- GIVEN PROBLEM:
Go through the entries and transcribe each one exactly, dropping the pictures.

- AVAILABLE DATA:
>> begin
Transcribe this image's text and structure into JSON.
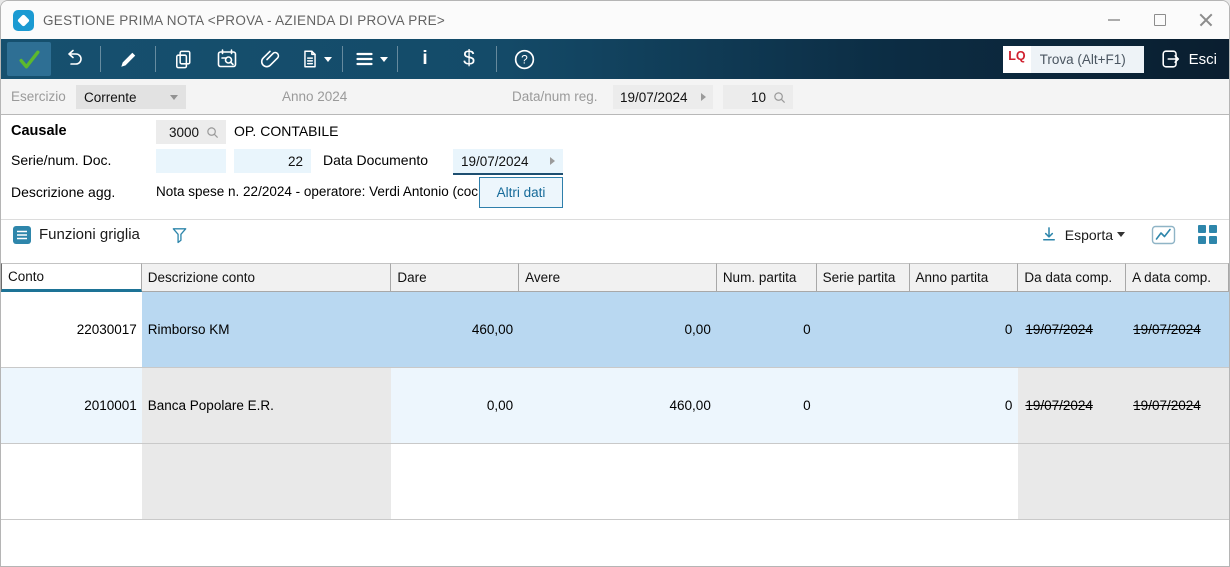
{
  "window": {
    "title": "GESTIONE PRIMA NOTA <PROVA - AZIENDA DI PROVA PRE>",
    "controls": [
      "minimize",
      "maximize",
      "close"
    ]
  },
  "toolbar": {
    "icons": [
      "confirm-check",
      "undo",
      "edit-pencil",
      "copy",
      "calendar-search",
      "attachment",
      "document",
      "menu",
      "info",
      "amounts-dollar",
      "help"
    ],
    "info_glyph": "i",
    "dollar_glyph": "$",
    "help_glyph": "?",
    "lq_label": "LQ",
    "search_placeholder": "Trova (Alt+F1)",
    "exit_label": "Esci"
  },
  "filterbar": {
    "esercizio_label": "Esercizio",
    "esercizio_value": "Corrente",
    "anno_text": "Anno 2024",
    "data_num_label": "Data/num reg.",
    "data_reg_value": "19/07/2024",
    "num_reg_value": "10"
  },
  "form": {
    "causale_label": "Causale",
    "causale_code": "3000",
    "causale_desc": "OP. CONTABILE",
    "serie_label": "Serie/num. Doc.",
    "serie_value": "",
    "num_doc_value": "22",
    "data_doc_label": "Data Documento",
    "data_doc_value": "19/07/2024",
    "descrizione_label": "Descrizione agg.",
    "descrizione_value": "Nota spese n. 22/2024 - operatore: Verdi Antonio (coc",
    "altri_dati_label": "Altri dati"
  },
  "gridbar": {
    "funzioni_label": "Funzioni griglia",
    "esporta_label": "Esporta",
    "icons": [
      "grid-functions",
      "filter-funnel",
      "download-export",
      "line-chart",
      "grid-view"
    ]
  },
  "table": {
    "columns": [
      "Conto",
      "Descrizione conto",
      "Dare",
      "Avere",
      "Num. partita",
      "Serie partita",
      "Anno partita",
      "Da data comp.",
      "A data comp."
    ],
    "rows": [
      {
        "conto": "22030017",
        "descrizione": "Rimborso KM",
        "dare": "460,00",
        "avere": "0,00",
        "num_partita": "0",
        "serie_partita": "",
        "anno_partita": "0",
        "da_data": "19/07/2024",
        "a_data": "19/07/2024"
      },
      {
        "conto": "2010001",
        "descrizione": "Banca Popolare E.R.",
        "dare": "0,00",
        "avere": "460,00",
        "num_partita": "0",
        "serie_partita": "",
        "anno_partita": "0",
        "da_data": "19/07/2024",
        "a_data": "19/07/2024"
      },
      {
        "conto": "",
        "descrizione": "",
        "dare": "",
        "avere": "",
        "num_partita": "",
        "serie_partita": "",
        "anno_partita": "",
        "da_data": "",
        "a_data": ""
      }
    ]
  },
  "colors": {
    "toolbar_teal": "#16506f",
    "toolbar_dark": "#0a1e2f",
    "accent_teal": "#2e86ab",
    "selection_blue": "#b9d8f1",
    "row_lightblue": "#edf6fd",
    "cell_gray": "#e9e9e9",
    "check_green": "#5cb82e",
    "lq_red": "#d0202e"
  }
}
>> end
- THE COMPLETED TASK:
Transcribe this image's text and structure into JSON.
{
  "window": {
    "title": "GESTIONE PRIMA NOTA <PROVA - AZIENDA DI PROVA PRE>",
    "controls": [
      "minimize",
      "maximize",
      "close"
    ]
  },
  "toolbar": {
    "icons": [
      "confirm-check",
      "undo",
      "edit-pencil",
      "copy",
      "calendar-search",
      "attachment",
      "document",
      "menu",
      "info",
      "amounts-dollar",
      "help"
    ],
    "info_glyph": "i",
    "dollar_glyph": "$",
    "help_glyph": "?",
    "lq_label": "LQ",
    "search_placeholder": "Trova (Alt+F1)",
    "exit_label": "Esci"
  },
  "filterbar": {
    "esercizio_label": "Esercizio",
    "esercizio_value": "Corrente",
    "anno_text": "Anno 2024",
    "data_num_label": "Data/num reg.",
    "data_reg_value": "19/07/2024",
    "num_reg_value": "10"
  },
  "form": {
    "causale_label": "Causale",
    "causale_code": "3000",
    "causale_desc": "OP. CONTABILE",
    "serie_label": "Serie/num. Doc.",
    "serie_value": "",
    "num_doc_value": "22",
    "data_doc_label": "Data Documento",
    "data_doc_value": "19/07/2024",
    "descrizione_label": "Descrizione agg.",
    "descrizione_value": "Nota spese n. 22/2024 - operatore: Verdi Antonio (coc",
    "altri_dati_label": "Altri dati"
  },
  "gridbar": {
    "funzioni_label": "Funzioni griglia",
    "esporta_label": "Esporta",
    "icons": [
      "grid-functions",
      "filter-funnel",
      "download-export",
      "line-chart",
      "grid-view"
    ]
  },
  "table": {
    "columns": [
      "Conto",
      "Descrizione conto",
      "Dare",
      "Avere",
      "Num. partita",
      "Serie partita",
      "Anno partita",
      "Da data comp.",
      "A data comp."
    ],
    "rows": [
      {
        "conto": "22030017",
        "descrizione": "Rimborso KM",
        "dare": "460,00",
        "avere": "0,00",
        "num_partita": "0",
        "serie_partita": "",
        "anno_partita": "0",
        "da_data": "19/07/2024",
        "a_data": "19/07/2024"
      },
      {
        "conto": "2010001",
        "descrizione": "Banca Popolare E.R.",
        "dare": "0,00",
        "avere": "460,00",
        "num_partita": "0",
        "serie_partita": "",
        "anno_partita": "0",
        "da_data": "19/07/2024",
        "a_data": "19/07/2024"
      },
      {
        "conto": "",
        "descrizione": "",
        "dare": "",
        "avere": "",
        "num_partita": "",
        "serie_partita": "",
        "anno_partita": "",
        "da_data": "",
        "a_data": ""
      }
    ]
  },
  "colors": {
    "toolbar_teal": "#16506f",
    "toolbar_dark": "#0a1e2f",
    "accent_teal": "#2e86ab",
    "selection_blue": "#b9d8f1",
    "row_lightblue": "#edf6fd",
    "cell_gray": "#e9e9e9",
    "check_green": "#5cb82e",
    "lq_red": "#d0202e"
  }
}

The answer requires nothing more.